• Task brief
Reproduce the entries below verbatim, everything from their very first line down to the line containing "a-inset-data-point <box>949 316 960 327</box>", with both of those lines included.

• Information supplied
######
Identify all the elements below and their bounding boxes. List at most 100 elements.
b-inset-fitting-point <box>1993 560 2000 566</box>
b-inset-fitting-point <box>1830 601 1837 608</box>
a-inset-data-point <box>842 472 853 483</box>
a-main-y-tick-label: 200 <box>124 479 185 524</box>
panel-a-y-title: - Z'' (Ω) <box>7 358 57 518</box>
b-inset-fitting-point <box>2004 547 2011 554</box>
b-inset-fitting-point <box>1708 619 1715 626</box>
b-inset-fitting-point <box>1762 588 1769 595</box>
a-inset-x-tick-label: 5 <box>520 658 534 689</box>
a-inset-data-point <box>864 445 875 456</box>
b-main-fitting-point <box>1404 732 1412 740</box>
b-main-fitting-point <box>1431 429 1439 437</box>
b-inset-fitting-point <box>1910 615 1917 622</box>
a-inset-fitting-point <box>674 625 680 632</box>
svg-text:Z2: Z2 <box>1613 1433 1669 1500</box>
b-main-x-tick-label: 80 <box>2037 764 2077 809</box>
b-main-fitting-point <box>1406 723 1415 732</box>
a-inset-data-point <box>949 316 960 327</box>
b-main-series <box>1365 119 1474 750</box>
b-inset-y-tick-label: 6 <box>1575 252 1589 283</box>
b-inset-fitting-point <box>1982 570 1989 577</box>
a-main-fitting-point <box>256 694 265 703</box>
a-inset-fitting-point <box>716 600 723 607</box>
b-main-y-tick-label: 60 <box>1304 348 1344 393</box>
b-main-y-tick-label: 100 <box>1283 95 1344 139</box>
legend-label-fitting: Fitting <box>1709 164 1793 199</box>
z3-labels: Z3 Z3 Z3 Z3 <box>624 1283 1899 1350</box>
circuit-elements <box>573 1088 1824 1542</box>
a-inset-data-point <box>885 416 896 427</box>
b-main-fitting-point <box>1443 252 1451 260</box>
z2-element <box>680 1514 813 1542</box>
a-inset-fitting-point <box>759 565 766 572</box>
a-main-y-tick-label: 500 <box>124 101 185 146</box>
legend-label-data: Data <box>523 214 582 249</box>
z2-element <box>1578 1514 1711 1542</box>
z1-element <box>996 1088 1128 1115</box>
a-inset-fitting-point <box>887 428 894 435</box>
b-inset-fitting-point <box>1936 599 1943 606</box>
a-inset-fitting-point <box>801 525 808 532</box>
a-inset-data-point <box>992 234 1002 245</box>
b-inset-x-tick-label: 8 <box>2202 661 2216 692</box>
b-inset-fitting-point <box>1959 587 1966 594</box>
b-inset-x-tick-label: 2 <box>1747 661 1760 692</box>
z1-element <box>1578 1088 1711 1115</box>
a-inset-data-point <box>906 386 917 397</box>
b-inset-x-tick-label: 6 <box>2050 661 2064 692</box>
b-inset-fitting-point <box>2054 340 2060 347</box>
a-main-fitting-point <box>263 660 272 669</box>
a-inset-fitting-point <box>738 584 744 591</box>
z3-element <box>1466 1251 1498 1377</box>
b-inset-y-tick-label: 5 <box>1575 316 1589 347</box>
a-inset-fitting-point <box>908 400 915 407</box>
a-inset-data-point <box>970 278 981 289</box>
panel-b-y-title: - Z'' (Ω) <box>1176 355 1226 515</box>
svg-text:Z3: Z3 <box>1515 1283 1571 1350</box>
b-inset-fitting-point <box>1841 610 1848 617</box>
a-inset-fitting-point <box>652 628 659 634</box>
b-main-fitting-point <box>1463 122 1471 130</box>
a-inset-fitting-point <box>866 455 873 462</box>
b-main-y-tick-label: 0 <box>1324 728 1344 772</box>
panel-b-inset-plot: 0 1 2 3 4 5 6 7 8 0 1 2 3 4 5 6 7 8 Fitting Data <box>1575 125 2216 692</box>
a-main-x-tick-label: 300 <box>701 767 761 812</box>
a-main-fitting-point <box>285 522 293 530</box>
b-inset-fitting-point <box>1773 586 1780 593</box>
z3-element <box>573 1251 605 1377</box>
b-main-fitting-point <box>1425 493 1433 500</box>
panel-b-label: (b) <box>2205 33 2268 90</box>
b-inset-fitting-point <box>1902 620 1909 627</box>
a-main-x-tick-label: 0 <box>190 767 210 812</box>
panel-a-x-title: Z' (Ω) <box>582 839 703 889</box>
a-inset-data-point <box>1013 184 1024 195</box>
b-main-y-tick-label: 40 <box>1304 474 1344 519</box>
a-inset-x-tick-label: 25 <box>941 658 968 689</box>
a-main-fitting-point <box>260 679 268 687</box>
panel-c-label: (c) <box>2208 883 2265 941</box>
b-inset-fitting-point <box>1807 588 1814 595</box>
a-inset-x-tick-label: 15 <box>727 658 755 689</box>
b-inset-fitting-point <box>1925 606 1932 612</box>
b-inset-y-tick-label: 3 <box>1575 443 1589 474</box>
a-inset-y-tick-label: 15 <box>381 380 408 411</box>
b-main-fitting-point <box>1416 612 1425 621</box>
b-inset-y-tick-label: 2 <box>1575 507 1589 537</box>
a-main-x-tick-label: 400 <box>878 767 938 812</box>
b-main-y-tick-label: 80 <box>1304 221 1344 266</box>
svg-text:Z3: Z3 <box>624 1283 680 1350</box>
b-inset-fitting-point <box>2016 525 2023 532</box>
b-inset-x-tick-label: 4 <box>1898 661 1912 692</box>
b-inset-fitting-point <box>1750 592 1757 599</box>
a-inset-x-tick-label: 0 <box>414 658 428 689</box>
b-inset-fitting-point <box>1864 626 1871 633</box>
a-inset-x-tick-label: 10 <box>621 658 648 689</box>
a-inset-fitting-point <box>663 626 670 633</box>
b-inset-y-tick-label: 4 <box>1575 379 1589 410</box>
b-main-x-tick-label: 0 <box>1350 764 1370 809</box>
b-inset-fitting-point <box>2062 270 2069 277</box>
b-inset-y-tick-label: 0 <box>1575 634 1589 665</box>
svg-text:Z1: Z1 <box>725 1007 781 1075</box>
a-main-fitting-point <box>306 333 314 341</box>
######
• Full solution
Identify all the elements below and their bounding boxes. List at most 100 elements.
b-inset-fitting-point <box>1993 560 2000 566</box>
b-inset-fitting-point <box>1830 601 1837 608</box>
a-inset-data-point <box>842 472 853 483</box>
a-main-y-tick-label: 200 <box>124 479 185 524</box>
panel-a-y-title: - Z'' (Ω) <box>7 358 57 518</box>
b-inset-fitting-point <box>2004 547 2011 554</box>
b-inset-fitting-point <box>1708 619 1715 626</box>
b-inset-fitting-point <box>1762 588 1769 595</box>
a-inset-x-tick-label: 5 <box>520 658 534 689</box>
a-inset-data-point <box>864 445 875 456</box>
b-main-fitting-point <box>1404 732 1412 740</box>
b-main-fitting-point <box>1431 429 1439 437</box>
b-inset-fitting-point <box>1910 615 1917 622</box>
a-inset-fitting-point <box>674 625 680 632</box>
svg-text:Z2: Z2 <box>1613 1433 1669 1500</box>
b-main-x-tick-label: 80 <box>2037 764 2077 809</box>
b-main-fitting-point <box>1406 723 1415 732</box>
a-inset-data-point <box>949 316 960 327</box>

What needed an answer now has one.